Problem requirements –
Repeat each line exactly, leaving nothing out.

Records for the task –
■ ■ ■ ■
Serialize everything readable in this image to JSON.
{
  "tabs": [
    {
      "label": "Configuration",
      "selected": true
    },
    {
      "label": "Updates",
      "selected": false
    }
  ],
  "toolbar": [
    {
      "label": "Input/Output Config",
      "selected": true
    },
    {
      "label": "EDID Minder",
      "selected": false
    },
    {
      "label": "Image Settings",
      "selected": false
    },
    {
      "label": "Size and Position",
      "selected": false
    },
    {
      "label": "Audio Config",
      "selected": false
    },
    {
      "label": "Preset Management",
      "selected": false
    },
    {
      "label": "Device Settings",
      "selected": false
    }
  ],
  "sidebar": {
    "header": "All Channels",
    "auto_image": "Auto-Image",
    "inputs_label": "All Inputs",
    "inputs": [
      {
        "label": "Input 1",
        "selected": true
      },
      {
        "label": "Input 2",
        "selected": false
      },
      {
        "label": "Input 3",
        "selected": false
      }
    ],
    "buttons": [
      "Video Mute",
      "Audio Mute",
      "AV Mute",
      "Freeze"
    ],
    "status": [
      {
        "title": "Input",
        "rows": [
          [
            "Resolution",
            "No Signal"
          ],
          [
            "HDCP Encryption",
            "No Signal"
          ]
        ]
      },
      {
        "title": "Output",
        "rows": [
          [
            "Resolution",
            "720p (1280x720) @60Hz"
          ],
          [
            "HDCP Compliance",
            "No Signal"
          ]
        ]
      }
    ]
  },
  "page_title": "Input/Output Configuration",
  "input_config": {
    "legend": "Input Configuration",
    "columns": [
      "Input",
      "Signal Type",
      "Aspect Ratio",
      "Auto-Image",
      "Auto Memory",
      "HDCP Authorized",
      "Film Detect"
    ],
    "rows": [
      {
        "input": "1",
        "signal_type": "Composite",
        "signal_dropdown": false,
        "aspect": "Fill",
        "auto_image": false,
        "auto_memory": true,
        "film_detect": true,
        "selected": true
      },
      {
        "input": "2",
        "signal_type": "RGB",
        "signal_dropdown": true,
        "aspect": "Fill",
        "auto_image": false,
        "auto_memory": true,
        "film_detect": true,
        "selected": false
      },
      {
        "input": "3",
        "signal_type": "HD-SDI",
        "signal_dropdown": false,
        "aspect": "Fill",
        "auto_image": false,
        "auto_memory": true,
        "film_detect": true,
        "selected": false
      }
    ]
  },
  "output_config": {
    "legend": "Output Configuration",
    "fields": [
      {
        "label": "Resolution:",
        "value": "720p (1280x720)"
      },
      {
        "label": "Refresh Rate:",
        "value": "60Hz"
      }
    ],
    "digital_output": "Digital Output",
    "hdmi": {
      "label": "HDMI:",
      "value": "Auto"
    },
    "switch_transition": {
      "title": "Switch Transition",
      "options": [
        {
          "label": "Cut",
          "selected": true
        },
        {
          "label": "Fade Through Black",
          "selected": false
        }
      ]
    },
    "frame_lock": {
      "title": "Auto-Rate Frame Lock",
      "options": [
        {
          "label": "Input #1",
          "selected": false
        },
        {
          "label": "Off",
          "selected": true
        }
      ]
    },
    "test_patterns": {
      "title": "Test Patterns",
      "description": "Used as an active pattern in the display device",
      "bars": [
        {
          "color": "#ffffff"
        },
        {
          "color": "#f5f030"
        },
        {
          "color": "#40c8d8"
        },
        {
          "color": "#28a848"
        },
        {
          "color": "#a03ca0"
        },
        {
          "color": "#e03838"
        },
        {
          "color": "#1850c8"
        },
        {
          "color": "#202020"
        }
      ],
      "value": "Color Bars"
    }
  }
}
■ ■ ■ ■
Result of the exercise –
Serialize everything readable in this image to JSON.
{
  "tabs": [
    {
      "label": "Configuration",
      "selected": true
    },
    {
      "label": "Updates",
      "selected": false
    }
  ],
  "toolbar": [
    {
      "label": "Input/Output Config",
      "selected": true
    },
    {
      "label": "EDID Minder",
      "selected": false
    },
    {
      "label": "Image Settings",
      "selected": false
    },
    {
      "label": "Size and Position",
      "selected": false
    },
    {
      "label": "Audio Config",
      "selected": false
    },
    {
      "label": "Preset Management",
      "selected": false
    },
    {
      "label": "Device Settings",
      "selected": false
    }
  ],
  "sidebar": {
    "header": "All Channels",
    "auto_image": "Auto-Image",
    "inputs_label": "All Inputs",
    "inputs": [
      {
        "label": "Input 1",
        "selected": true
      },
      {
        "label": "Input 2",
        "selected": false
      },
      {
        "label": "Input 3",
        "selected": false
      }
    ],
    "buttons": [
      "Video Mute",
      "Audio Mute",
      "AV Mute",
      "Freeze"
    ],
    "status": [
      {
        "title": "Input",
        "rows": [
          [
            "Resolution",
            "No Signal"
          ],
          [
            "HDCP Encryption",
            "No Signal"
          ]
        ]
      },
      {
        "title": "Output",
        "rows": [
          [
            "Resolution",
            "720p (1280x720) @60Hz"
          ],
          [
            "HDCP Compliance",
            "No Signal"
          ]
        ]
      }
    ]
  },
  "page_title": "Input/Output Configuration",
  "input_config": {
    "legend": "Input Configuration",
    "columns": [
      "Input",
      "Signal Type",
      "Aspect Ratio",
      "Auto-Image",
      "Auto Memory",
      "HDCP Authorized",
      "Film Detect"
    ],
    "rows": [
      {
        "input": "1",
        "signal_type": "Composite",
        "signal_dropdown": false,
        "aspect": "Fill",
        "auto_image": false,
        "auto_memory": true,
        "film_detect": true,
        "selected": true
      },
      {
        "input": "2",
        "signal_type": "RGB",
        "signal_dropdown": true,
        "aspect": "Fill",
        "auto_image": false,
        "auto_memory": true,
        "film_detect": true,
        "selected": false
      },
      {
        "input": "3",
        "signal_type": "HD-SDI",
        "signal_dropdown": false,
        "aspect": "Fill",
        "auto_image": false,
        "auto_memory": true,
        "film_detect": true,
        "selected": false
      }
    ]
  },
  "output_config": {
    "legend": "Output Configuration",
    "fields": [
      {
        "label": "Resolution:",
        "value": "720p (1280x720)"
      },
      {
        "label": "Refresh Rate:",
        "value": "60Hz"
      }
    ],
    "digital_output": "Digital Output",
    "hdmi": {
      "label": "HDMI:",
      "value": "Auto"
    },
    "switch_transition": {
      "title": "Switch Transition",
      "options": [
        {
          "label": "Cut",
          "selected": true
        },
        {
          "label": "Fade Through Black",
          "selected": false
        }
      ]
    },
    "frame_lock": {
      "title": "Auto-Rate Frame Lock",
      "options": [
        {
          "label": "Input #1",
          "selected": false
        },
        {
          "label": "Off",
          "selected": true
        }
      ]
    },
    "test_patterns": {
      "title": "Test Patterns",
      "description": "Used as an active pattern in the display device",
      "bars": [
        {
          "color": "#ffffff"
        },
        {
          "color": "#f5f030"
        },
        {
          "color": "#40c8d8"
        },
        {
          "color": "#28a848"
        },
        {
          "color": "#a03ca0"
        },
        {
          "color": "#e03838"
        },
        {
          "color": "#1850c8"
        },
        {
          "color": "#202020"
        }
      ],
      "value": "Color Bars"
    }
  }
}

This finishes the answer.